Records about charts and figures
— START —
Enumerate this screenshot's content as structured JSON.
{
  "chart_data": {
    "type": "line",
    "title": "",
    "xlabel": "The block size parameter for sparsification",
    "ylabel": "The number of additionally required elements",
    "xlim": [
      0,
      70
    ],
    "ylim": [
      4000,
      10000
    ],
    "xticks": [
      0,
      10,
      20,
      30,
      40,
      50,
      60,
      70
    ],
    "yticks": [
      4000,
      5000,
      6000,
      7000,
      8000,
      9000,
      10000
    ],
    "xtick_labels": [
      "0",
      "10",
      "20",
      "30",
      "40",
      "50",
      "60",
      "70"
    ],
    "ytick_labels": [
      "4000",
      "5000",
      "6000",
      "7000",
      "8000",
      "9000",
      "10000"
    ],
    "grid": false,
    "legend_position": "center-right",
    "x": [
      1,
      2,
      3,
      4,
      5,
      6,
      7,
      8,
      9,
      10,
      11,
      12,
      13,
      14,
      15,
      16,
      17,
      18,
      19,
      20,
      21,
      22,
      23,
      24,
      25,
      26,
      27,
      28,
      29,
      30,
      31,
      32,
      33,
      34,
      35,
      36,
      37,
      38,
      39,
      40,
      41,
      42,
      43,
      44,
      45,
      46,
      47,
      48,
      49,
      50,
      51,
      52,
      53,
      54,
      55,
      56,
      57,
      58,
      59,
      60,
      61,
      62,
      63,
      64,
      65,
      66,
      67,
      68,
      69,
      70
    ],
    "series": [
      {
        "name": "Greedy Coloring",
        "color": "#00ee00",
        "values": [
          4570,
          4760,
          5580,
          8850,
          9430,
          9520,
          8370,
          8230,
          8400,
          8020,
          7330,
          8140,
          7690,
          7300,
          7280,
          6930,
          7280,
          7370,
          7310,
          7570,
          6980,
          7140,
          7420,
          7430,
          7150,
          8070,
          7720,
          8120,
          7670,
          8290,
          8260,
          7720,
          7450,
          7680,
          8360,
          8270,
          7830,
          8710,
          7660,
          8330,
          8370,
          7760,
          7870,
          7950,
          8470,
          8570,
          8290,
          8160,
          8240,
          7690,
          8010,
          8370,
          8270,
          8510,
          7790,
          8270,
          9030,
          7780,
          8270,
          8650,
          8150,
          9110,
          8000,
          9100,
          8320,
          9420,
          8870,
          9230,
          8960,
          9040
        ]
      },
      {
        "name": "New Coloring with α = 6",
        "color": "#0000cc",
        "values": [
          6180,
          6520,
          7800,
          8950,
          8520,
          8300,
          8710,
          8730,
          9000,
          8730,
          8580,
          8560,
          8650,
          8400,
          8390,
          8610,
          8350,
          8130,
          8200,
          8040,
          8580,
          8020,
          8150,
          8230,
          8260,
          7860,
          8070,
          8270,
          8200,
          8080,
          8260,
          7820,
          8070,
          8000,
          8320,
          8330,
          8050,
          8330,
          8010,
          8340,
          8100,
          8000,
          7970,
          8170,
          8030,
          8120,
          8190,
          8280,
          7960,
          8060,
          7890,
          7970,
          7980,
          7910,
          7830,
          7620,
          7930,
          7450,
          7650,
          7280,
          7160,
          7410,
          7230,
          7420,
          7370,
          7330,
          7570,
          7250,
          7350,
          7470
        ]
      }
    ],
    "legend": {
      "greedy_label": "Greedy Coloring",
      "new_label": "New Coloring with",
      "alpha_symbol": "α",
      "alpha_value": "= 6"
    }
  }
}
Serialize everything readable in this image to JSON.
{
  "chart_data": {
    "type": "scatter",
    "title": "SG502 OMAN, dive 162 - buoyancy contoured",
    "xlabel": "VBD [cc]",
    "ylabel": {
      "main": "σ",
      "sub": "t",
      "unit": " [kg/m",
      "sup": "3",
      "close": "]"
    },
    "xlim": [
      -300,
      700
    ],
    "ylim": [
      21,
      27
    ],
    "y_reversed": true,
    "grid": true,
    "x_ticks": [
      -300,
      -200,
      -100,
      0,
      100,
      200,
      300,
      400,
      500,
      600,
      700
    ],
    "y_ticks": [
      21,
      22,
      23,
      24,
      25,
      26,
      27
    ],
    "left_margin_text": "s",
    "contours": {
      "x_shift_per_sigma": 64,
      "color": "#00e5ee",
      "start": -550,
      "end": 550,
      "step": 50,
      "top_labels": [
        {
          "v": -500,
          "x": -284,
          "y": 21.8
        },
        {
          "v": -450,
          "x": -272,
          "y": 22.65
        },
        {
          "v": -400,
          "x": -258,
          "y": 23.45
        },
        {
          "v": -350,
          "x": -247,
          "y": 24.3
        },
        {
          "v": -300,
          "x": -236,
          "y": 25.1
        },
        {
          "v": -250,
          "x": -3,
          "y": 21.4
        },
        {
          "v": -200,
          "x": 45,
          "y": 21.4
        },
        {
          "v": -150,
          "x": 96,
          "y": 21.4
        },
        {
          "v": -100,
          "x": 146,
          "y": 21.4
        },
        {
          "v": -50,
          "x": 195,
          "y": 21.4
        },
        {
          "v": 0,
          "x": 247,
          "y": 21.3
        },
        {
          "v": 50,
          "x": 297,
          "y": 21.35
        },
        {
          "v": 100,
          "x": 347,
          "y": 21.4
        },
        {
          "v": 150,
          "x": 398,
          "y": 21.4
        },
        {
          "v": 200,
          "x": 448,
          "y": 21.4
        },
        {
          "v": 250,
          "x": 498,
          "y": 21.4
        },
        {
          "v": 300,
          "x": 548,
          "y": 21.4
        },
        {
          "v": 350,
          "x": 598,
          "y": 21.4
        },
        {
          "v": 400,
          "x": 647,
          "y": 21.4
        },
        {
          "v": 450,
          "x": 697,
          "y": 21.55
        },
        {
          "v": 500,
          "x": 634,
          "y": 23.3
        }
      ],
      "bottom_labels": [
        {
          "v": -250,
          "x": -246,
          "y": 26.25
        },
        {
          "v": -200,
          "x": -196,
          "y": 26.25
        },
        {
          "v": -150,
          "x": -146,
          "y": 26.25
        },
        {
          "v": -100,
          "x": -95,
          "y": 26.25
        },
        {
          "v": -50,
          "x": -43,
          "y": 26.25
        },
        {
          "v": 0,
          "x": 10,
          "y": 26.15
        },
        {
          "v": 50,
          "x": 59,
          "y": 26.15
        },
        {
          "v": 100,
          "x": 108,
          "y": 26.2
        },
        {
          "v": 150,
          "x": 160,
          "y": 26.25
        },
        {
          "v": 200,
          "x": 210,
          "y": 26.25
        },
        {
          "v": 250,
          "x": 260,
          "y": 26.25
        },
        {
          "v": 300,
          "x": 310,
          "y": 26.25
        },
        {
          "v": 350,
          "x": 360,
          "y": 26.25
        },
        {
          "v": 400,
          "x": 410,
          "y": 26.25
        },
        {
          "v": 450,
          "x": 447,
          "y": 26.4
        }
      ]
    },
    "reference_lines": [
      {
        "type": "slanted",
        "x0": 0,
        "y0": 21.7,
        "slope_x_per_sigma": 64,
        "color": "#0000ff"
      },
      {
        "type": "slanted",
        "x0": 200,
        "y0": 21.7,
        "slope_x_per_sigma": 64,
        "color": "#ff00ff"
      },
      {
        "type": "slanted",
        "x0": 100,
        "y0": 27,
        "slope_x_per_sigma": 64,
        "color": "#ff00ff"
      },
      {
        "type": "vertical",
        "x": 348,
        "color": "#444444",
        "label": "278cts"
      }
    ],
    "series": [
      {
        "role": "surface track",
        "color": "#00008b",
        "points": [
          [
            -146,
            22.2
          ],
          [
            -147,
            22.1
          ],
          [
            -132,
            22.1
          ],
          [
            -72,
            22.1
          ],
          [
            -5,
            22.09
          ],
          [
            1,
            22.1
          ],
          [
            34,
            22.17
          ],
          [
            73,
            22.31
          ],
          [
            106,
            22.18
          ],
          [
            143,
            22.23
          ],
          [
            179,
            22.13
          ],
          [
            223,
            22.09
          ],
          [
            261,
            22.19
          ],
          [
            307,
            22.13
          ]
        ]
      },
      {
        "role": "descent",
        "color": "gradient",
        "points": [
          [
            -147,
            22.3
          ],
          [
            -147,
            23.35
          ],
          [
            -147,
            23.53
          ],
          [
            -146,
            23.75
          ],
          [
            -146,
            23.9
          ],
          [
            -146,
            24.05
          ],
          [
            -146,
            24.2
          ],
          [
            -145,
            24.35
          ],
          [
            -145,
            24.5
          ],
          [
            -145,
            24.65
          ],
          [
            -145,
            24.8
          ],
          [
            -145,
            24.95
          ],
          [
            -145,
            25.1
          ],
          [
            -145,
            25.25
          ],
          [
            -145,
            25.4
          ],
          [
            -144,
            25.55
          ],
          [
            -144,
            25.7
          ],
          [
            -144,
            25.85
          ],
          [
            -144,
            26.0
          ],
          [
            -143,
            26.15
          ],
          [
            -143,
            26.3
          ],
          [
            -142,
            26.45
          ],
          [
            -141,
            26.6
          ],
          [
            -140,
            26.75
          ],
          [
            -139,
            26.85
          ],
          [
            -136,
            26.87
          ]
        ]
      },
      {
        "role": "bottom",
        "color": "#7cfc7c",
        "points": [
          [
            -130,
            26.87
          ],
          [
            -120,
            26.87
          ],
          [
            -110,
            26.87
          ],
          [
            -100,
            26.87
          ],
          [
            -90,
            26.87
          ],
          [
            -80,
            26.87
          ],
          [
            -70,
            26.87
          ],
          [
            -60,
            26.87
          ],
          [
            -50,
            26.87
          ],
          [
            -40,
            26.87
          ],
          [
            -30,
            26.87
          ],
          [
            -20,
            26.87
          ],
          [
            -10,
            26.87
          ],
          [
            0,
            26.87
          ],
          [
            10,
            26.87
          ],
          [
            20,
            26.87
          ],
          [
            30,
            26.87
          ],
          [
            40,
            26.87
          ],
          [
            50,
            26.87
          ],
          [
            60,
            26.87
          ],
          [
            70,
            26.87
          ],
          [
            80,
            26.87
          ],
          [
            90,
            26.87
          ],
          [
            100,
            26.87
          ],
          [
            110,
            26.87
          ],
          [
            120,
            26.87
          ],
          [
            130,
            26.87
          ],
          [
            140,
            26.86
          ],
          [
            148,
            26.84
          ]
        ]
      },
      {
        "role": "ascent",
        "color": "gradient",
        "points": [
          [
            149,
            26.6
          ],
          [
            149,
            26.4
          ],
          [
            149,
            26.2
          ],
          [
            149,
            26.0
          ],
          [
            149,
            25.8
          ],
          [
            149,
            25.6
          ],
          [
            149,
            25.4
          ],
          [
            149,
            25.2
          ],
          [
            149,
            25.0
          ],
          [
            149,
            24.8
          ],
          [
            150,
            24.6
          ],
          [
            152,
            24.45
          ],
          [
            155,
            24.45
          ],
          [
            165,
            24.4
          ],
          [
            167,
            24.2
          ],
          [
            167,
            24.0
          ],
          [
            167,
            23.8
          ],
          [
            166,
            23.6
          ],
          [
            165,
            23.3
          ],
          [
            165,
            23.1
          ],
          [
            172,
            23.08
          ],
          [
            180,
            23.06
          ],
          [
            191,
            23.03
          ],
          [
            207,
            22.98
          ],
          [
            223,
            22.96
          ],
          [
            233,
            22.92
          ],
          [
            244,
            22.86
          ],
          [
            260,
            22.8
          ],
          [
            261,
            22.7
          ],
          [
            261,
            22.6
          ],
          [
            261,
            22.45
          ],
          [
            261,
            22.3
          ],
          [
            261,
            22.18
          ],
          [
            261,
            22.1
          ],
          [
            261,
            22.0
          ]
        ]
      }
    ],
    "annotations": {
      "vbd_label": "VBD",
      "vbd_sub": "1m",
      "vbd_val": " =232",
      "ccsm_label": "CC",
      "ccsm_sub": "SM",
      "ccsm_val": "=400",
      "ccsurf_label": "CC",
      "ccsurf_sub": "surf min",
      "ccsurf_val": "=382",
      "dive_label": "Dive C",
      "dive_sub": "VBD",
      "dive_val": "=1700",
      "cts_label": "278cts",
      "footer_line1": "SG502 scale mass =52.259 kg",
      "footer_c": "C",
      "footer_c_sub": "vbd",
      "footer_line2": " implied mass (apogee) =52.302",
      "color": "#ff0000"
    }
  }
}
— END —
Lines of the material that contain the word "JSON" are to be gathered.

Enumerate this screenshot's content as structured JSON.
Serialize everything readable in this image to JSON.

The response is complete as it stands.